Short exercise: Please reproduce every line of the listing below verbatim, leaving out the images.

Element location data
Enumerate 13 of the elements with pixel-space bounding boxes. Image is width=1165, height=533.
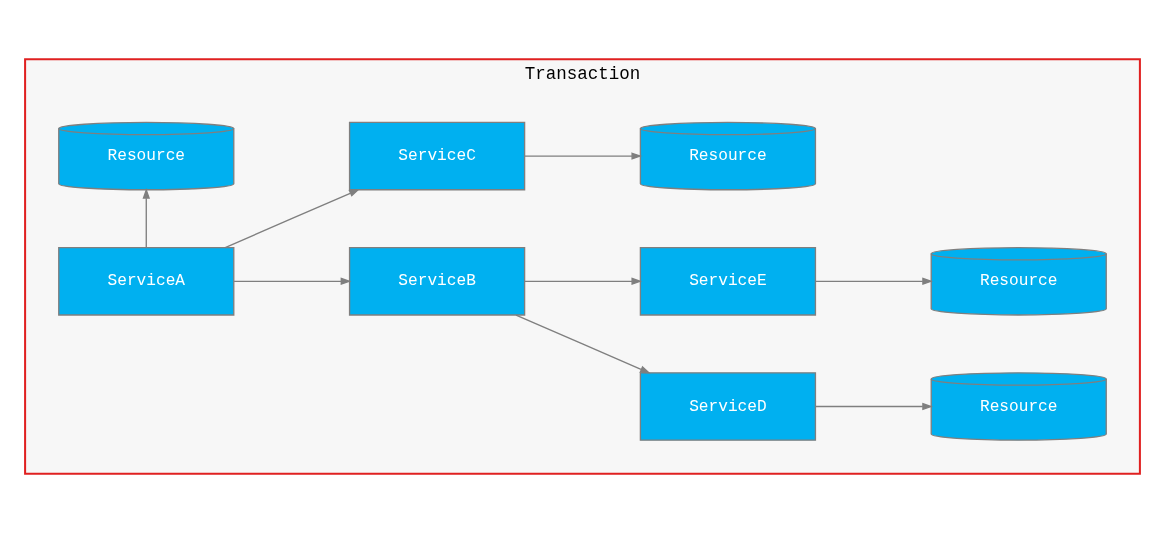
node-box: ServiceA xyxy=(58,246,235,316)
arrow xyxy=(524,277,643,286)
arrow xyxy=(515,314,651,374)
node-box: ServiceC xyxy=(348,121,526,191)
arrow xyxy=(233,277,352,286)
node-box: ServiceE xyxy=(639,246,817,316)
arrow xyxy=(142,188,151,249)
arrow xyxy=(815,277,934,286)
arrow xyxy=(224,189,360,249)
arrow xyxy=(815,402,934,411)
arrow xyxy=(524,152,643,160)
node-box: ServiceB xyxy=(348,246,526,316)
node-box: ServiceD xyxy=(639,372,817,441)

Solution:
Enumerate 13 of the elements with pixel-space bounding boxes. Image is width=1165, height=533.
node-box: ServiceA xyxy=(58,246,235,316)
arrow xyxy=(524,277,643,286)
arrow xyxy=(515,314,651,374)
node-box: ServiceC xyxy=(348,121,526,191)
arrow xyxy=(233,277,352,286)
node-box: ServiceE xyxy=(639,246,817,316)
arrow xyxy=(142,188,151,249)
arrow xyxy=(815,277,934,286)
arrow xyxy=(224,189,360,249)
arrow xyxy=(815,402,934,411)
arrow xyxy=(524,152,643,160)
node-box: ServiceB xyxy=(348,246,526,316)
node-box: ServiceD xyxy=(639,372,817,441)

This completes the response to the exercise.